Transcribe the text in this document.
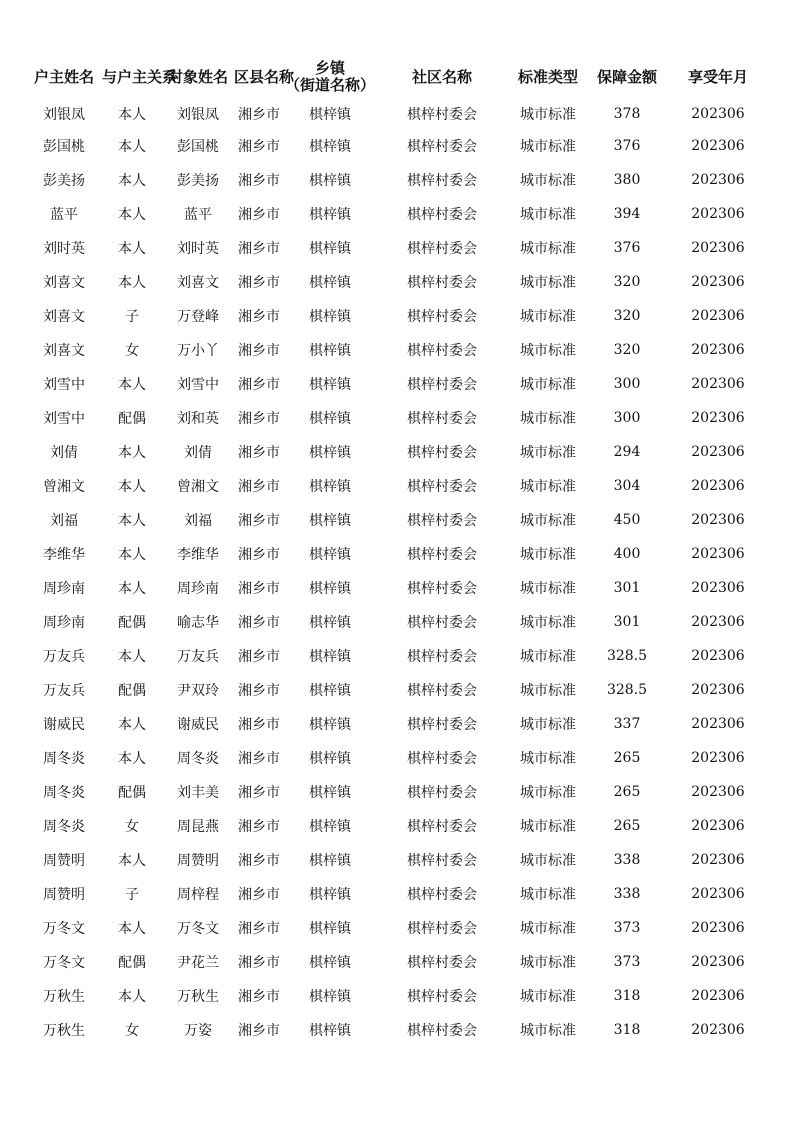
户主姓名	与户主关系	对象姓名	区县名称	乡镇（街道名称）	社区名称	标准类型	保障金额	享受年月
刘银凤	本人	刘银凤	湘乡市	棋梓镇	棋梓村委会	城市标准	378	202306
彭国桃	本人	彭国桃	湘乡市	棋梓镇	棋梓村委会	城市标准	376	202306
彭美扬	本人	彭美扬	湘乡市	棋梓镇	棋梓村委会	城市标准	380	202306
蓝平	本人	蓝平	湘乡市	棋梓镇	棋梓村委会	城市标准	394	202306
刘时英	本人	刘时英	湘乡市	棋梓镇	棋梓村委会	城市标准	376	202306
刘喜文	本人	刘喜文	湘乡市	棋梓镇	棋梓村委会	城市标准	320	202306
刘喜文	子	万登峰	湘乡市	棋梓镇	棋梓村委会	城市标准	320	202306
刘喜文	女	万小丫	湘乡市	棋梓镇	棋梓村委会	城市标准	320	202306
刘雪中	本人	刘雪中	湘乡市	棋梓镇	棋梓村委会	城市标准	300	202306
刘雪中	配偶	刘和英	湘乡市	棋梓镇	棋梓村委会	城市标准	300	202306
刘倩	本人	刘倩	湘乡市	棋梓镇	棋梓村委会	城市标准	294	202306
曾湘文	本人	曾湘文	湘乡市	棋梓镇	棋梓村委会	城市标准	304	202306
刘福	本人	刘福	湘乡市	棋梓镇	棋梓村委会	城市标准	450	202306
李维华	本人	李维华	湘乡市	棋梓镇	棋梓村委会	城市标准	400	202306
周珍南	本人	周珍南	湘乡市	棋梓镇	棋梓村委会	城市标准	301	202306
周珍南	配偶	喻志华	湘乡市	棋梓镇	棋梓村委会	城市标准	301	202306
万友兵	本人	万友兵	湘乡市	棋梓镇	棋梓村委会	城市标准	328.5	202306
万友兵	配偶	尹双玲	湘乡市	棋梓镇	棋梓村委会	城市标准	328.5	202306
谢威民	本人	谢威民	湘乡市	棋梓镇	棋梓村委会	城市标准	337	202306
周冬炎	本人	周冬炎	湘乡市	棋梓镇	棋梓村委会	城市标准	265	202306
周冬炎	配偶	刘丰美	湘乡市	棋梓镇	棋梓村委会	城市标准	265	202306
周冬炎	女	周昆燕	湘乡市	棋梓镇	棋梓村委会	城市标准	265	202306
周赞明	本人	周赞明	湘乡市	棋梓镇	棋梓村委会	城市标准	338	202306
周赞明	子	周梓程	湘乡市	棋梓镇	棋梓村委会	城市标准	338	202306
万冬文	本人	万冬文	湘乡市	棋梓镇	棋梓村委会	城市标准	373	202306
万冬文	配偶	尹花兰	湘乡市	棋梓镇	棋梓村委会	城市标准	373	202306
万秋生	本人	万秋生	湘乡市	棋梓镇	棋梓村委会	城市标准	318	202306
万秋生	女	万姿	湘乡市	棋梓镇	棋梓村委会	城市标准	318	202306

• [Challenge]:
Give back the whole listing as it stands, minus its pictures.

• [Exercise output]:
Transcribe the text in this document.
户主姓名	与户主关系	对象姓名	区县名称	乡镇（街道名称）	社区名称	标准类型	保障金额	享受年月
刘银凤	本人	刘银凤	湘乡市	棋梓镇	棋梓村委会	城市标准	378	202306
彭国桃	本人	彭国桃	湘乡市	棋梓镇	棋梓村委会	城市标准	376	202306
彭美扬	本人	彭美扬	湘乡市	棋梓镇	棋梓村委会	城市标准	380	202306
蓝平	本人	蓝平	湘乡市	棋梓镇	棋梓村委会	城市标准	394	202306
刘时英	本人	刘时英	湘乡市	棋梓镇	棋梓村委会	城市标准	376	202306
刘喜文	本人	刘喜文	湘乡市	棋梓镇	棋梓村委会	城市标准	320	202306
刘喜文	子	万登峰	湘乡市	棋梓镇	棋梓村委会	城市标准	320	202306
刘喜文	女	万小丫	湘乡市	棋梓镇	棋梓村委会	城市标准	320	202306
刘雪中	本人	刘雪中	湘乡市	棋梓镇	棋梓村委会	城市标准	300	202306
刘雪中	配偶	刘和英	湘乡市	棋梓镇	棋梓村委会	城市标准	300	202306
刘倩	本人	刘倩	湘乡市	棋梓镇	棋梓村委会	城市标准	294	202306
曾湘文	本人	曾湘文	湘乡市	棋梓镇	棋梓村委会	城市标准	304	202306
刘福	本人	刘福	湘乡市	棋梓镇	棋梓村委会	城市标准	450	202306
李维华	本人	李维华	湘乡市	棋梓镇	棋梓村委会	城市标准	400	202306
周珍南	本人	周珍南	湘乡市	棋梓镇	棋梓村委会	城市标准	301	202306
周珍南	配偶	喻志华	湘乡市	棋梓镇	棋梓村委会	城市标准	301	202306
万友兵	本人	万友兵	湘乡市	棋梓镇	棋梓村委会	城市标准	328.5	202306
万友兵	配偶	尹双玲	湘乡市	棋梓镇	棋梓村委会	城市标准	328.5	202306
谢威民	本人	谢威民	湘乡市	棋梓镇	棋梓村委会	城市标准	337	202306
周冬炎	本人	周冬炎	湘乡市	棋梓镇	棋梓村委会	城市标准	265	202306
周冬炎	配偶	刘丰美	湘乡市	棋梓镇	棋梓村委会	城市标准	265	202306
周冬炎	女	周昆燕	湘乡市	棋梓镇	棋梓村委会	城市标准	265	202306
周赞明	本人	周赞明	湘乡市	棋梓镇	棋梓村委会	城市标准	338	202306
周赞明	子	周梓程	湘乡市	棋梓镇	棋梓村委会	城市标准	338	202306
万冬文	本人	万冬文	湘乡市	棋梓镇	棋梓村委会	城市标准	373	202306
万冬文	配偶	尹花兰	湘乡市	棋梓镇	棋梓村委会	城市标准	373	202306
万秋生	本人	万秋生	湘乡市	棋梓镇	棋梓村委会	城市标准	318	202306
万秋生	女	万姿	湘乡市	棋梓镇	棋梓村委会	城市标准	318	202306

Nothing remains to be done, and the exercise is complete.